§ **Raw data**:
** BEGIN **

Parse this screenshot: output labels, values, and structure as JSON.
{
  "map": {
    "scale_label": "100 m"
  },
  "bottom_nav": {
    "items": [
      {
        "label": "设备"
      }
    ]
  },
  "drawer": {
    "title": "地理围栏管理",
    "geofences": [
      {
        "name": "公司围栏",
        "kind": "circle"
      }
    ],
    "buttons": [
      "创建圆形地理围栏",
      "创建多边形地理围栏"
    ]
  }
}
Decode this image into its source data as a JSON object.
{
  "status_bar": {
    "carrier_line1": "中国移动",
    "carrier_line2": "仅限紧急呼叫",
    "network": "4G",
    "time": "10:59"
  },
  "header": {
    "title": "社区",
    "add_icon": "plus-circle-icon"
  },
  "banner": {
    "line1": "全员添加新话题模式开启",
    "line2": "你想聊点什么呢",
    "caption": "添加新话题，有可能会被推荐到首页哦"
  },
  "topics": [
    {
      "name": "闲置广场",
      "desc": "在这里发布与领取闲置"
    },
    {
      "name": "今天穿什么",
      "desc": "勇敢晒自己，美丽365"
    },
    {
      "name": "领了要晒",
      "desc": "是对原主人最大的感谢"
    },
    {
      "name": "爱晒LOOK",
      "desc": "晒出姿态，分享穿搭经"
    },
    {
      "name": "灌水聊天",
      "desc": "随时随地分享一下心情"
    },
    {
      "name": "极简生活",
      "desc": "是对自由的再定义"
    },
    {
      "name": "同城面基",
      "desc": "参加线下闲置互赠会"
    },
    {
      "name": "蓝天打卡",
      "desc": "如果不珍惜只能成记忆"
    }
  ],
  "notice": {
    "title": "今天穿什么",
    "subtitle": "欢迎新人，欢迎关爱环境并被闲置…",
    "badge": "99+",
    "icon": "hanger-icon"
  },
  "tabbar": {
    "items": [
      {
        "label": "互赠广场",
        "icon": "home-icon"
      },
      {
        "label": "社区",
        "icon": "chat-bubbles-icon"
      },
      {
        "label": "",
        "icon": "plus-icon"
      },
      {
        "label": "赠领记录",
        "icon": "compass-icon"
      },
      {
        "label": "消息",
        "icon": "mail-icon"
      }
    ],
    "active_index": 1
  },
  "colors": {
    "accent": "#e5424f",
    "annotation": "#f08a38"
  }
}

** END **

§ **Exercise instructions**:
Copy every record exactly as presented.

§ **Solved problem**:
Parse this screenshot: output labels, values, and structure as JSON.
{
  "map": {
    "scale_label": "100 m"
  },
  "bottom_nav": {
    "items": [
      {
        "label": "设备"
      }
    ]
  },
  "drawer": {
    "title": "地理围栏管理",
    "geofences": [
      {
        "name": "公司围栏",
        "kind": "circle"
      }
    ],
    "buttons": [
      "创建圆形地理围栏",
      "创建多边形地理围栏"
    ]
  }
}
Decode this image into its source data as a JSON object.
{
  "status_bar": {
    "carrier_line1": "中国移动",
    "carrier_line2": "仅限紧急呼叫",
    "network": "4G",
    "time": "10:59"
  },
  "header": {
    "title": "社区",
    "add_icon": "plus-circle-icon"
  },
  "banner": {
    "line1": "全员添加新话题模式开启",
    "line2": "你想聊点什么呢",
    "caption": "添加新话题，有可能会被推荐到首页哦"
  },
  "topics": [
    {
      "name": "闲置广场",
      "desc": "在这里发布与领取闲置"
    },
    {
      "name": "今天穿什么",
      "desc": "勇敢晒自己，美丽365"
    },
    {
      "name": "领了要晒",
      "desc": "是对原主人最大的感谢"
    },
    {
      "name": "爱晒LOOK",
      "desc": "晒出姿态，分享穿搭经"
    },
    {
      "name": "灌水聊天",
      "desc": "随时随地分享一下心情"
    },
    {
      "name": "极简生活",
      "desc": "是对自由的再定义"
    },
    {
      "name": "同城面基",
      "desc": "参加线下闲置互赠会"
    },
    {
      "name": "蓝天打卡",
      "desc": "如果不珍惜只能成记忆"
    }
  ],
  "notice": {
    "title": "今天穿什么",
    "subtitle": "欢迎新人，欢迎关爱环境并被闲置…",
    "badge": "99+",
    "icon": "hanger-icon"
  },
  "tabbar": {
    "items": [
      {
        "label": "互赠广场",
        "icon": "home-icon"
      },
      {
        "label": "社区",
        "icon": "chat-bubbles-icon"
      },
      {
        "label": "",
        "icon": "plus-icon"
      },
      {
        "label": "赠领记录",
        "icon": "compass-icon"
      },
      {
        "label": "消息",
        "icon": "mail-icon"
      }
    ],
    "active_index": 1
  },
  "colors": {
    "accent": "#e5424f",
    "annotation": "#f08a38"
  }
}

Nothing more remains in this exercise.